- _Exercise details_:
Exactly as given, repeat all of the entries.

─── Records shown

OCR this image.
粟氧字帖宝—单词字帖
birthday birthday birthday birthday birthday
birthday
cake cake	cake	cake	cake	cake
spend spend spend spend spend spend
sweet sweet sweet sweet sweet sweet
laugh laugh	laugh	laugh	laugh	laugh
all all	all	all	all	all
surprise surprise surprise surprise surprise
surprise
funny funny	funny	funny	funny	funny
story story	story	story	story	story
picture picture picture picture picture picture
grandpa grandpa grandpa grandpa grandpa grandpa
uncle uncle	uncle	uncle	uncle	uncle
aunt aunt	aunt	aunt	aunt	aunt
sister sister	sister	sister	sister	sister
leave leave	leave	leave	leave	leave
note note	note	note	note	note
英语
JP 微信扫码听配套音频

──────

- _Result for this exercise_:
OCR this image.
粟氧字帖宝—单词字帖
birthday birthday birthday birthday birthday
birthday
cake cake	cake	cake	cake	cake
spend spend spend spend spend spend
sweet sweet sweet sweet sweet sweet
laugh laugh	laugh	laugh	laugh	laugh
all all	all	all	all	all
surprise surprise surprise surprise surprise
surprise
funny funny	funny	funny	funny	funny
story story	story	story	story	story
picture picture picture picture picture picture
grandpa grandpa grandpa grandpa grandpa grandpa
uncle uncle	uncle	uncle	uncle	uncle
aunt aunt	aunt	aunt	aunt	aunt
sister sister	sister	sister	sister	sister
leave leave	leave	leave	leave	leave
note note	note	note	note	note
英语
JP 微信扫码听配套音频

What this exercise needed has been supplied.